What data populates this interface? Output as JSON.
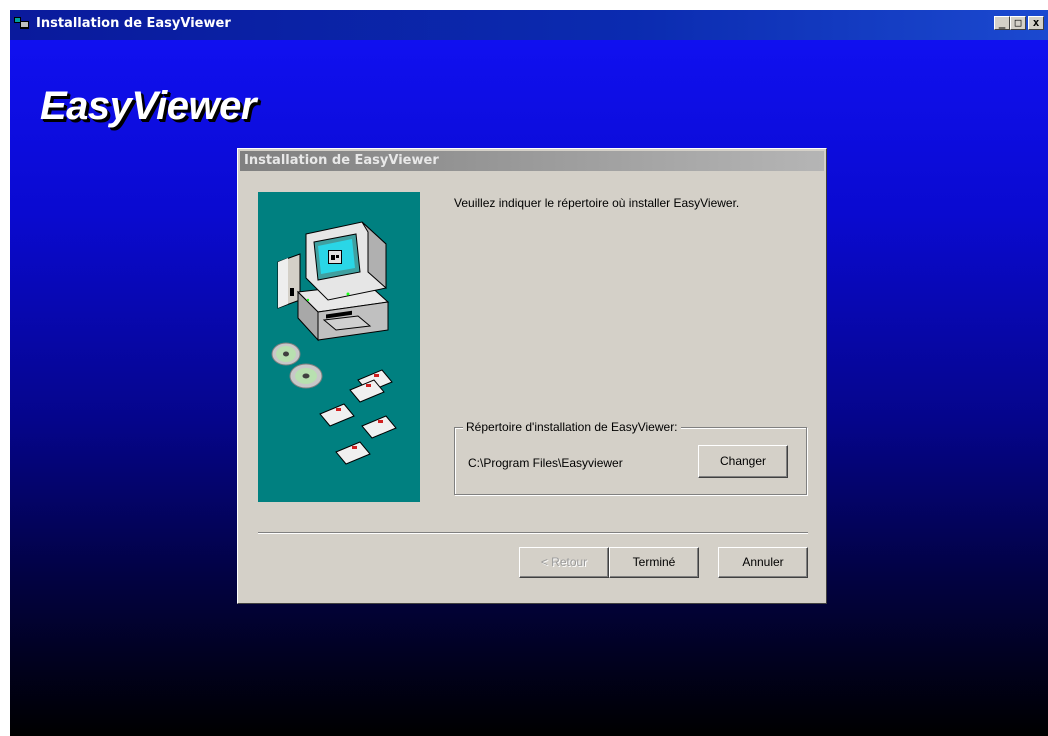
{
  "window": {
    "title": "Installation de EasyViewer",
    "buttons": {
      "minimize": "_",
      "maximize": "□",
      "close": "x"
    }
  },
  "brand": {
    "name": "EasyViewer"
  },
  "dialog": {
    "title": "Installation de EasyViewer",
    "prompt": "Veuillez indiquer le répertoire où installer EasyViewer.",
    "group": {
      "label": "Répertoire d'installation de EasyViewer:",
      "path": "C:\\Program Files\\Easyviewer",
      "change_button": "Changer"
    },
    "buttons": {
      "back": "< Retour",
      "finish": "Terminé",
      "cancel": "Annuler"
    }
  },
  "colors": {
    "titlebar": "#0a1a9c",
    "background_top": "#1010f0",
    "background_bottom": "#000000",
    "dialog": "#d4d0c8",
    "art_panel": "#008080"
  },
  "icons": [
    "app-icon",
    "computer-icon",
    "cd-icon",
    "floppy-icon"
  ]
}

+++++

◆ TASK BRIEF ◆
In your copy, repeat each record exactly and include no pictures.

◆ WRITTEN SOLUTION ◆
What data populates this interface? Output as JSON.
{
  "window": {
    "title": "Installation de EasyViewer",
    "buttons": {
      "minimize": "_",
      "maximize": "□",
      "close": "x"
    }
  },
  "brand": {
    "name": "EasyViewer"
  },
  "dialog": {
    "title": "Installation de EasyViewer",
    "prompt": "Veuillez indiquer le répertoire où installer EasyViewer.",
    "group": {
      "label": "Répertoire d'installation de EasyViewer:",
      "path": "C:\\Program Files\\Easyviewer",
      "change_button": "Changer"
    },
    "buttons": {
      "back": "< Retour",
      "finish": "Terminé",
      "cancel": "Annuler"
    }
  },
  "colors": {
    "titlebar": "#0a1a9c",
    "background_top": "#1010f0",
    "background_bottom": "#000000",
    "dialog": "#d4d0c8",
    "art_panel": "#008080"
  },
  "icons": [
    "app-icon",
    "computer-icon",
    "cd-icon",
    "floppy-icon"
  ]
}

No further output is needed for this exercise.